Given exercise:
All entries must be extracted exactly, with nothing added or dropped.

━━ Material to process ━━

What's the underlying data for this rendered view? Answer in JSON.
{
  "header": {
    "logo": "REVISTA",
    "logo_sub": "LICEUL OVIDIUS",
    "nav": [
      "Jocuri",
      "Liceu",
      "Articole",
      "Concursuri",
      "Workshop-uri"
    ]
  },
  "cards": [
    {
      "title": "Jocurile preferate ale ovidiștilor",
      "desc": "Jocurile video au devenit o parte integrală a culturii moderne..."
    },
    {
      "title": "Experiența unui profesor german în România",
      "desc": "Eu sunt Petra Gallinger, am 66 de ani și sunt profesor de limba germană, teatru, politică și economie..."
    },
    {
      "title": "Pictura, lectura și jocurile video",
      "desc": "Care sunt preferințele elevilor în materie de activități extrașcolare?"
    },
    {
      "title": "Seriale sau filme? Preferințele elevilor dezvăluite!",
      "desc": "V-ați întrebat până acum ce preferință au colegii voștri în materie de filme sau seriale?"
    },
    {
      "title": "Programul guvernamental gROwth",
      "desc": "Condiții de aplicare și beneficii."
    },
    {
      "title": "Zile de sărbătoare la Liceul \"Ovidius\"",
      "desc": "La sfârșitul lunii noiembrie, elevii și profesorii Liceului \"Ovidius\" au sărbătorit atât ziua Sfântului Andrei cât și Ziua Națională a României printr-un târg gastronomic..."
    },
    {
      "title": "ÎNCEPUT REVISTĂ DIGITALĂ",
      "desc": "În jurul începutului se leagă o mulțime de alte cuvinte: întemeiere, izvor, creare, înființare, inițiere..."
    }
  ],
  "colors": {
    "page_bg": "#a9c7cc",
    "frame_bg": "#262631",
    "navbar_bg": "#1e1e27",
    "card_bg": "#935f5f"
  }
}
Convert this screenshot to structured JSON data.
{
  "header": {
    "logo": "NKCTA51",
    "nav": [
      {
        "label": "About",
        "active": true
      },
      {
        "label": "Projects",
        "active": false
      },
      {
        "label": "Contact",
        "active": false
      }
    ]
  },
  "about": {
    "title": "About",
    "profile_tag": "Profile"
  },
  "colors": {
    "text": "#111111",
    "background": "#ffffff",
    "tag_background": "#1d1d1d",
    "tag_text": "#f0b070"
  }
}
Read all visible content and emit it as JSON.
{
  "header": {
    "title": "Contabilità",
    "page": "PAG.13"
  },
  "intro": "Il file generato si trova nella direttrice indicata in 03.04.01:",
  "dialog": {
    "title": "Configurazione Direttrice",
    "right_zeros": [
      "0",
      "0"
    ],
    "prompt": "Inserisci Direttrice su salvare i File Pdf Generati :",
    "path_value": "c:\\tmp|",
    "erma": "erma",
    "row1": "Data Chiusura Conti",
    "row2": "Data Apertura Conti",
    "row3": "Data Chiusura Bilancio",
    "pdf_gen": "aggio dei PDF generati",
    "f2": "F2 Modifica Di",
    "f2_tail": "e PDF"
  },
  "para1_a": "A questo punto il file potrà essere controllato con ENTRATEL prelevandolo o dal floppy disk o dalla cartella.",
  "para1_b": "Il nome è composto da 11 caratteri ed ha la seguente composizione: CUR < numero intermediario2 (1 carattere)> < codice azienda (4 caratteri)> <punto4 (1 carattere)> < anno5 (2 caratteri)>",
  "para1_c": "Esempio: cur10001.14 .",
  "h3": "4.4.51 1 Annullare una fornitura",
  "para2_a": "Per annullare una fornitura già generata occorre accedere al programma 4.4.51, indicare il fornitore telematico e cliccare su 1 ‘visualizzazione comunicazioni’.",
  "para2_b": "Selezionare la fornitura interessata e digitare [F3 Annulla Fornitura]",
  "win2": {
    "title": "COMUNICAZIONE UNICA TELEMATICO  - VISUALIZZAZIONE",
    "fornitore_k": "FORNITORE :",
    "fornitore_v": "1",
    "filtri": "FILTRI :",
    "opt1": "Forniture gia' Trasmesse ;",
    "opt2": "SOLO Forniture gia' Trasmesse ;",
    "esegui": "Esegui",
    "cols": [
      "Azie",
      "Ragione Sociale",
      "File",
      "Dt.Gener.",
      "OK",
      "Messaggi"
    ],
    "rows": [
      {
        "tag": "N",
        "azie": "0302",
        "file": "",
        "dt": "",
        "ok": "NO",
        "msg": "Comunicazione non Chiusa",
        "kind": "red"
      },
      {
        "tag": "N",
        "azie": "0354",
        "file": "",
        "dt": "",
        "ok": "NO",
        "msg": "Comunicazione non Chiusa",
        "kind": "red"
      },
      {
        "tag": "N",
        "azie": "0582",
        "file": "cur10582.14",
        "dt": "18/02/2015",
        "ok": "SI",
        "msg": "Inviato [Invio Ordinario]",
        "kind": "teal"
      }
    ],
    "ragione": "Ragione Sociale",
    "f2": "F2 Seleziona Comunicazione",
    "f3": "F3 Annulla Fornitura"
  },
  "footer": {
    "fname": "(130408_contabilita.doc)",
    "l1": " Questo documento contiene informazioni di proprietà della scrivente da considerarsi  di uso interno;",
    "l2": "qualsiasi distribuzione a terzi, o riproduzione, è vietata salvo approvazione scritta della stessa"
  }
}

━━━

Answer in full:
What's the underlying data for this rendered view? Answer in JSON.
{
  "header": {
    "logo": "REVISTA",
    "logo_sub": "LICEUL OVIDIUS",
    "nav": [
      "Jocuri",
      "Liceu",
      "Articole",
      "Concursuri",
      "Workshop-uri"
    ]
  },
  "cards": [
    {
      "title": "Jocurile preferate ale ovidiștilor",
      "desc": "Jocurile video au devenit o parte integrală a culturii moderne..."
    },
    {
      "title": "Experiența unui profesor german în România",
      "desc": "Eu sunt Petra Gallinger, am 66 de ani și sunt profesor de limba germană, teatru, politică și economie..."
    },
    {
      "title": "Pictura, lectura și jocurile video",
      "desc": "Care sunt preferințele elevilor în materie de activități extrașcolare?"
    },
    {
      "title": "Seriale sau filme? Preferințele elevilor dezvăluite!",
      "desc": "V-ați întrebat până acum ce preferință au colegii voștri în materie de filme sau seriale?"
    },
    {
      "title": "Programul guvernamental gROwth",
      "desc": "Condiții de aplicare și beneficii."
    },
    {
      "title": "Zile de sărbătoare la Liceul \"Ovidius\"",
      "desc": "La sfârșitul lunii noiembrie, elevii și profesorii Liceului \"Ovidius\" au sărbătorit atât ziua Sfântului Andrei cât și Ziua Națională a României printr-un târg gastronomic..."
    },
    {
      "title": "ÎNCEPUT REVISTĂ DIGITALĂ",
      "desc": "În jurul începutului se leagă o mulțime de alte cuvinte: întemeiere, izvor, creare, înființare, inițiere..."
    }
  ],
  "colors": {
    "page_bg": "#a9c7cc",
    "frame_bg": "#262631",
    "navbar_bg": "#1e1e27",
    "card_bg": "#935f5f"
  }
}
Convert this screenshot to structured JSON data.
{
  "header": {
    "logo": "NKCTA51",
    "nav": [
      {
        "label": "About",
        "active": true
      },
      {
        "label": "Projects",
        "active": false
      },
      {
        "label": "Contact",
        "active": false
      }
    ]
  },
  "about": {
    "title": "About",
    "profile_tag": "Profile"
  },
  "colors": {
    "text": "#111111",
    "background": "#ffffff",
    "tag_background": "#1d1d1d",
    "tag_text": "#f0b070"
  }
}
Read all visible content and emit it as JSON.
{
  "header": {
    "title": "Contabilità",
    "page": "PAG.13"
  },
  "intro": "Il file generato si trova nella direttrice indicata in 03.04.01:",
  "dialog": {
    "title": "Configurazione Direttrice",
    "right_zeros": [
      "0",
      "0"
    ],
    "prompt": "Inserisci Direttrice su salvare i File Pdf Generati :",
    "path_value": "c:\\tmp|",
    "erma": "erma",
    "row1": "Data Chiusura Conti",
    "row2": "Data Apertura Conti",
    "row3": "Data Chiusura Bilancio",
    "pdf_gen": "aggio dei PDF generati",
    "f2": "F2 Modifica Di",
    "f2_tail": "e PDF"
  },
  "para1_a": "A questo punto il file potrà essere controllato con ENTRATEL prelevandolo o dal floppy disk o dalla cartella.",
  "para1_b": "Il nome è composto da 11 caratteri ed ha la seguente composizione: CUR < numero intermediario2 (1 carattere)> < codice azienda (4 caratteri)> <punto4 (1 carattere)> < anno5 (2 caratteri)>",
  "para1_c": "Esempio: cur10001.14 .",
  "h3": "4.4.51 1 Annullare una fornitura",
  "para2_a": "Per annullare una fornitura già generata occorre accedere al programma 4.4.51, indicare il fornitore telematico e cliccare su 1 ‘visualizzazione comunicazioni’.",
  "para2_b": "Selezionare la fornitura interessata e digitare [F3 Annulla Fornitura]",
  "win2": {
    "title": "COMUNICAZIONE UNICA TELEMATICO  - VISUALIZZAZIONE",
    "fornitore_k": "FORNITORE :",
    "fornitore_v": "1",
    "filtri": "FILTRI :",
    "opt1": "Forniture gia' Trasmesse ;",
    "opt2": "SOLO Forniture gia' Trasmesse ;",
    "esegui": "Esegui",
    "cols": [
      "Azie",
      "Ragione Sociale",
      "File",
      "Dt.Gener.",
      "OK",
      "Messaggi"
    ],
    "rows": [
      {
        "tag": "N",
        "azie": "0302",
        "file": "",
        "dt": "",
        "ok": "NO",
        "msg": "Comunicazione non Chiusa",
        "kind": "red"
      },
      {
        "tag": "N",
        "azie": "0354",
        "file": "",
        "dt": "",
        "ok": "NO",
        "msg": "Comunicazione non Chiusa",
        "kind": "red"
      },
      {
        "tag": "N",
        "azie": "0582",
        "file": "cur10582.14",
        "dt": "18/02/2015",
        "ok": "SI",
        "msg": "Inviato [Invio Ordinario]",
        "kind": "teal"
      }
    ],
    "ragione": "Ragione Sociale",
    "f2": "F2 Seleziona Comunicazione",
    "f3": "F3 Annulla Fornitura"
  },
  "footer": {
    "fname": "(130408_contabilita.doc)",
    "l1": " Questo documento contiene informazioni di proprietà della scrivente da considerarsi  di uso interno;",
    "l2": "qualsiasi distribuzione a terzi, o riproduzione, è vietata salvo approvazione scritta della stessa"
  }
}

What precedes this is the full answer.